Set the listing down again in full, word for word, with the pictures left out.
◆ ◆ ◆ ◆ ◆ ◆ ◆
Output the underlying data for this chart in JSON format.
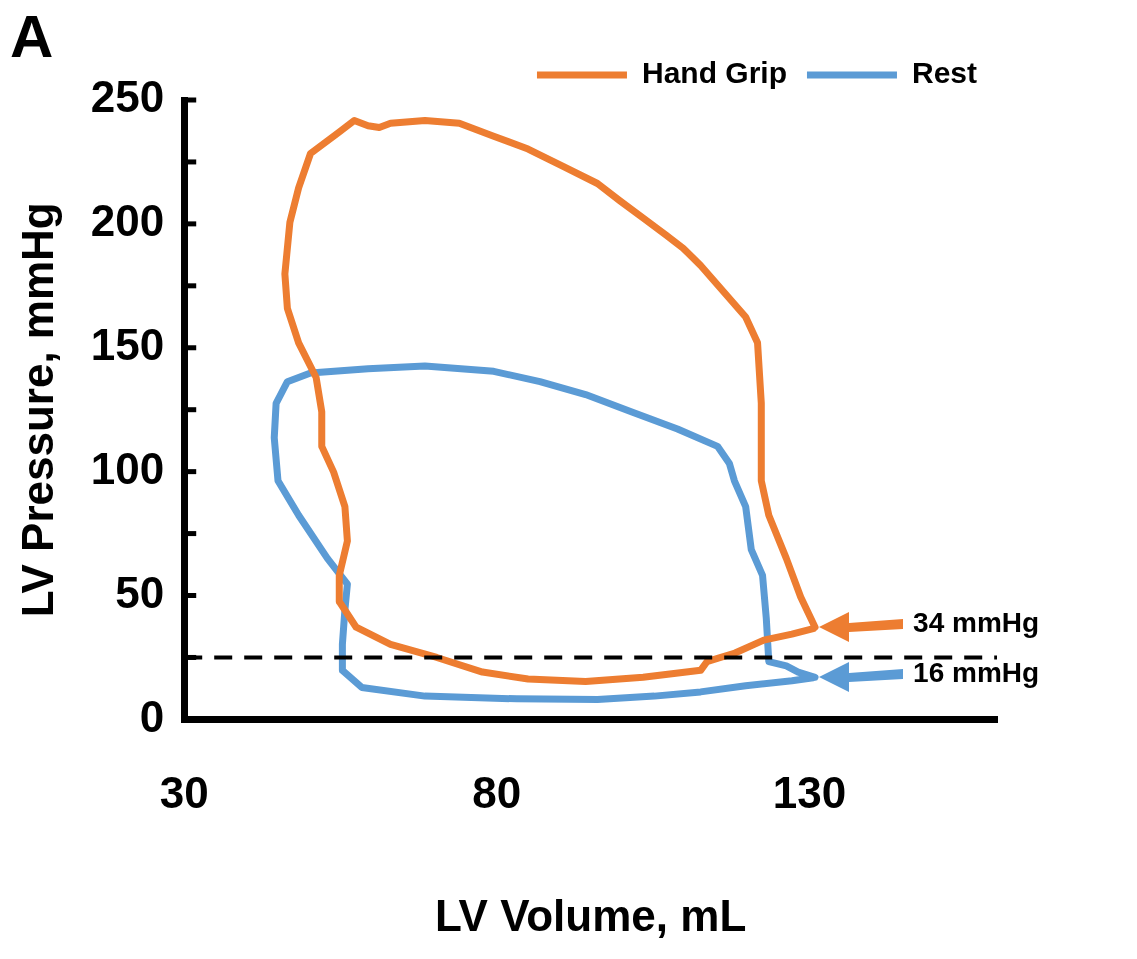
{
  "chart_data": {
    "type": "line",
    "xlabel": "LV Volume, mL",
    "ylabel": "LV Pressure, mmHg",
    "xlim": [
      30,
      160
    ],
    "xticks": [
      30,
      80,
      130
    ],
    "ylim": [
      0,
      250
    ],
    "yticks": [
      0,
      {
        "value": 25,
        "label": null
      },
      50,
      {
        "value": 75,
        "label": null
      },
      100,
      {
        "value": 125,
        "label": null
      },
      150,
      {
        "value": 175,
        "label": null
      },
      200,
      {
        "value": 225,
        "label": null
      },
      250
    ],
    "grid": false,
    "legend": "top right",
    "marker": "none",
    "line_style": "solid",
    "series": [
      {
        "name": "Hand Grip",
        "color": "#ed7d31",
        "x": [
          130.9,
          128.6,
          126.3,
          123.5,
          122.3,
          122.3,
          121.7,
          119.8,
          116.2,
          112.6,
          109.8,
          107.1,
          103.4,
          99.7,
          96.1,
          90.6,
          85,
          79.5,
          74,
          68.5,
          63,
          61.2,
          59.4,
          57.2,
          54.8,
          50.2,
          48.3,
          46.9,
          46.1,
          46.5,
          48.3,
          51.1,
          52,
          52,
          53.9,
          55.7,
          56.1,
          54.8,
          54.8,
          57.5,
          63,
          70.4,
          77.7,
          85,
          94.2,
          103.4,
          112.6,
          113.6,
          118.1,
          122.7,
          127.2,
          130.6
        ],
        "values": [
          37.2,
          49.4,
          65,
          82.4,
          96.3,
          127.6,
          152,
          162.4,
          172.8,
          183.2,
          190.2,
          195.4,
          202.4,
          209.3,
          216.3,
          223.2,
          230.2,
          235.4,
          240.6,
          241.7,
          240.6,
          238.9,
          239.6,
          241.7,
          237.1,
          228.4,
          214.5,
          200.6,
          179.8,
          165.9,
          152,
          138,
          124.1,
          110.2,
          99.8,
          85.9,
          72,
          58.1,
          47.6,
          37.2,
          30.3,
          25,
          19.1,
          16.3,
          15.3,
          17,
          19.8,
          23.3,
          26.8,
          32,
          34.4,
          36.6
        ]
      },
      {
        "name": "Rest",
        "color": "#5b9bd5",
        "x": [
          130.9,
          128.2,
          126.3,
          123.5,
          123.1,
          122.5,
          120.7,
          119.8,
          118,
          117.2,
          115.3,
          108.9,
          101.6,
          94.2,
          86.9,
          79.5,
          68.5,
          59.4,
          50.2,
          46.5,
          44.7,
          44.4,
          45,
          48.3,
          52.9,
          56.1,
          55.7,
          55.3,
          55.3,
          58.4,
          68.5,
          83.2,
          96.1,
          105.2,
          112.6,
          119.8,
          127.2,
          130.6
        ],
        "values": [
          17,
          19.1,
          21.6,
          23.3,
          40.7,
          58.1,
          68.5,
          85.9,
          96.3,
          103.3,
          110.2,
          117.2,
          124.1,
          131.1,
          136.3,
          140.5,
          142.6,
          141.5,
          139.8,
          136.3,
          127.6,
          113.7,
          96.3,
          82.4,
          65,
          54.6,
          44.2,
          30.3,
          19.8,
          12.9,
          9.4,
          8.3,
          8,
          9.4,
          11.1,
          13.6,
          15.6,
          16.8
        ]
      }
    ],
    "ref_lines": [
      {
        "axis": "y",
        "value": 25,
        "color": "#000000",
        "line_style": "dashed"
      }
    ],
    "annotations": [
      "A",
      "34 mmHg",
      "16 mmHg"
    ]
  }
}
◆ ◆ ◆ ◆ ◆ ◆ ◆
Result:
Output the underlying data for this chart in JSON format.
{
  "chart_data": {
    "type": "line",
    "xlabel": "LV Volume, mL",
    "ylabel": "LV Pressure, mmHg",
    "xlim": [
      30,
      160
    ],
    "xticks": [
      30,
      80,
      130
    ],
    "ylim": [
      0,
      250
    ],
    "yticks": [
      0,
      {
        "value": 25,
        "label": null
      },
      50,
      {
        "value": 75,
        "label": null
      },
      100,
      {
        "value": 125,
        "label": null
      },
      150,
      {
        "value": 175,
        "label": null
      },
      200,
      {
        "value": 225,
        "label": null
      },
      250
    ],
    "grid": false,
    "legend": "top right",
    "marker": "none",
    "line_style": "solid",
    "series": [
      {
        "name": "Hand Grip",
        "color": "#ed7d31",
        "x": [
          130.9,
          128.6,
          126.3,
          123.5,
          122.3,
          122.3,
          121.7,
          119.8,
          116.2,
          112.6,
          109.8,
          107.1,
          103.4,
          99.7,
          96.1,
          90.6,
          85,
          79.5,
          74,
          68.5,
          63,
          61.2,
          59.4,
          57.2,
          54.8,
          50.2,
          48.3,
          46.9,
          46.1,
          46.5,
          48.3,
          51.1,
          52,
          52,
          53.9,
          55.7,
          56.1,
          54.8,
          54.8,
          57.5,
          63,
          70.4,
          77.7,
          85,
          94.2,
          103.4,
          112.6,
          113.6,
          118.1,
          122.7,
          127.2,
          130.6
        ],
        "values": [
          37.2,
          49.4,
          65,
          82.4,
          96.3,
          127.6,
          152,
          162.4,
          172.8,
          183.2,
          190.2,
          195.4,
          202.4,
          209.3,
          216.3,
          223.2,
          230.2,
          235.4,
          240.6,
          241.7,
          240.6,
          238.9,
          239.6,
          241.7,
          237.1,
          228.4,
          214.5,
          200.6,
          179.8,
          165.9,
          152,
          138,
          124.1,
          110.2,
          99.8,
          85.9,
          72,
          58.1,
          47.6,
          37.2,
          30.3,
          25,
          19.1,
          16.3,
          15.3,
          17,
          19.8,
          23.3,
          26.8,
          32,
          34.4,
          36.6
        ]
      },
      {
        "name": "Rest",
        "color": "#5b9bd5",
        "x": [
          130.9,
          128.2,
          126.3,
          123.5,
          123.1,
          122.5,
          120.7,
          119.8,
          118,
          117.2,
          115.3,
          108.9,
          101.6,
          94.2,
          86.9,
          79.5,
          68.5,
          59.4,
          50.2,
          46.5,
          44.7,
          44.4,
          45,
          48.3,
          52.9,
          56.1,
          55.7,
          55.3,
          55.3,
          58.4,
          68.5,
          83.2,
          96.1,
          105.2,
          112.6,
          119.8,
          127.2,
          130.6
        ],
        "values": [
          17,
          19.1,
          21.6,
          23.3,
          40.7,
          58.1,
          68.5,
          85.9,
          96.3,
          103.3,
          110.2,
          117.2,
          124.1,
          131.1,
          136.3,
          140.5,
          142.6,
          141.5,
          139.8,
          136.3,
          127.6,
          113.7,
          96.3,
          82.4,
          65,
          54.6,
          44.2,
          30.3,
          19.8,
          12.9,
          9.4,
          8.3,
          8,
          9.4,
          11.1,
          13.6,
          15.6,
          16.8
        ]
      }
    ],
    "ref_lines": [
      {
        "axis": "y",
        "value": 25,
        "color": "#000000",
        "line_style": "dashed"
      }
    ],
    "annotations": [
      "A",
      "34 mmHg",
      "16 mmHg"
    ]
  }
}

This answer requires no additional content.